> _Problem to solve_: Count how many lines of the data below contain the string "title"; the reply should be that number alone.

══ Raw data ══

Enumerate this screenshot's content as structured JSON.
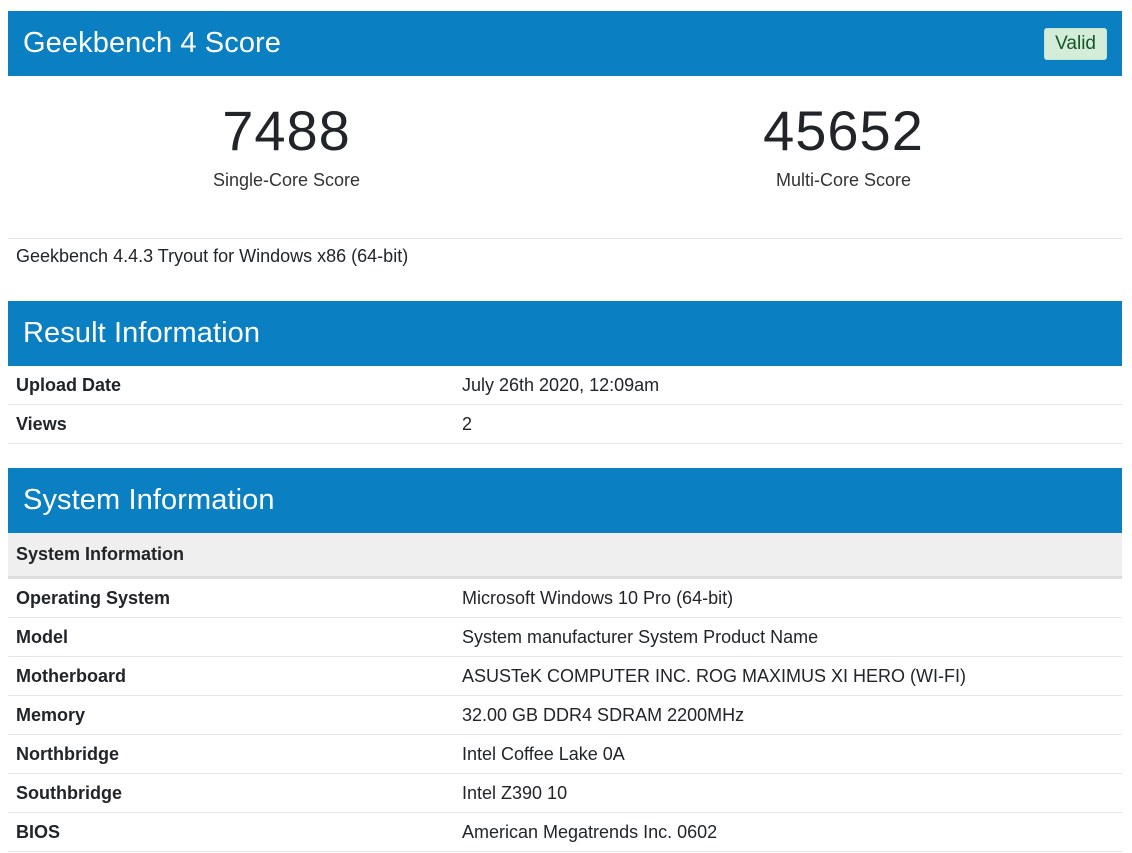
{
  "score_card": {
    "title": "Geekbench 4 Score",
    "badge": "Valid",
    "single_core": {
      "value": "7488",
      "label": "Single-Core Score"
    },
    "multi_core": {
      "value": "45652",
      "label": "Multi-Core Score"
    },
    "version": "Geekbench 4.4.3 Tryout for Windows x86 (64-bit)"
  },
  "result_info": {
    "title": "Result Information",
    "rows": [
      {
        "name": "Upload Date",
        "value": "July 26th 2020, 12:09am"
      },
      {
        "name": "Views",
        "value": "2"
      }
    ]
  },
  "system_info": {
    "title": "System Information",
    "subheader": "System Information",
    "rows": [
      {
        "name": "Operating System",
        "value": "Microsoft Windows 10 Pro (64-bit)"
      },
      {
        "name": "Model",
        "value": "System manufacturer System Product Name"
      },
      {
        "name": "Motherboard",
        "value": "ASUSTeK COMPUTER INC. ROG MAXIMUS XI HERO (WI-FI)"
      },
      {
        "name": "Memory",
        "value": "32.00 GB DDR4 SDRAM 2200MHz"
      },
      {
        "name": "Northbridge",
        "value": "Intel Coffee Lake 0A"
      },
      {
        "name": "Southbridge",
        "value": "Intel Z390 10"
      },
      {
        "name": "BIOS",
        "value": "American Megatrends Inc. 0602"
      }
    ]
  },
  "colors": {
    "header_blue": "#0a7fc2",
    "valid_bg": "#d4edda",
    "valid_text": "#155724"
  }
}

═══

> _Reply to the exercise_: 3